** Direction **
Can the data below be set down again exactly, line for line?

** Stored data **
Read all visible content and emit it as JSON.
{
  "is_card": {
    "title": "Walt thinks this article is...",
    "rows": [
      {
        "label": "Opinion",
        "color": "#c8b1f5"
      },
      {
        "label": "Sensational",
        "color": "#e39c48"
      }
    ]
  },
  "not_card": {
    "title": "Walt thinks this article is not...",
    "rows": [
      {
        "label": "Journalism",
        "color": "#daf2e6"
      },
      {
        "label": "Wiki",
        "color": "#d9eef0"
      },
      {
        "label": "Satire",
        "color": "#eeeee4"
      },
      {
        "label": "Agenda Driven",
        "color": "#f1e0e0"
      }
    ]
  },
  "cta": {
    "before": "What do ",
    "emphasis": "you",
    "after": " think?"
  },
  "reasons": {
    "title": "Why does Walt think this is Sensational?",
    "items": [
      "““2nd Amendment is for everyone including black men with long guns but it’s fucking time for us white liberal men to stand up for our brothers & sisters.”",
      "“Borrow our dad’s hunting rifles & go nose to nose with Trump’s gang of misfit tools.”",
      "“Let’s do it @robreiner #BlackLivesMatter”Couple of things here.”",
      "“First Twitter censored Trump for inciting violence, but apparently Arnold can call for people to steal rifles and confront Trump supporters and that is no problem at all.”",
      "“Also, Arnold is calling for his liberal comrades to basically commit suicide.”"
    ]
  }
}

** Answer in full **
Read all visible content and emit it as JSON.
{
  "is_card": {
    "title": "Walt thinks this article is...",
    "rows": [
      {
        "label": "Opinion",
        "color": "#c8b1f5"
      },
      {
        "label": "Sensational",
        "color": "#e39c48"
      }
    ]
  },
  "not_card": {
    "title": "Walt thinks this article is not...",
    "rows": [
      {
        "label": "Journalism",
        "color": "#daf2e6"
      },
      {
        "label": "Wiki",
        "color": "#d9eef0"
      },
      {
        "label": "Satire",
        "color": "#eeeee4"
      },
      {
        "label": "Agenda Driven",
        "color": "#f1e0e0"
      }
    ]
  },
  "cta": {
    "before": "What do ",
    "emphasis": "you",
    "after": " think?"
  },
  "reasons": {
    "title": "Why does Walt think this is Sensational?",
    "items": [
      "““2nd Amendment is for everyone including black men with long guns but it’s fucking time for us white liberal men to stand up for our brothers & sisters.”",
      "“Borrow our dad’s hunting rifles & go nose to nose with Trump’s gang of misfit tools.”",
      "“Let’s do it @robreiner #BlackLivesMatter”Couple of things here.”",
      "“First Twitter censored Trump for inciting violence, but apparently Arnold can call for people to steal rifles and confront Trump supporters and that is no problem at all.”",
      "“Also, Arnold is calling for his liberal comrades to basically commit suicide.”"
    ]
  }
}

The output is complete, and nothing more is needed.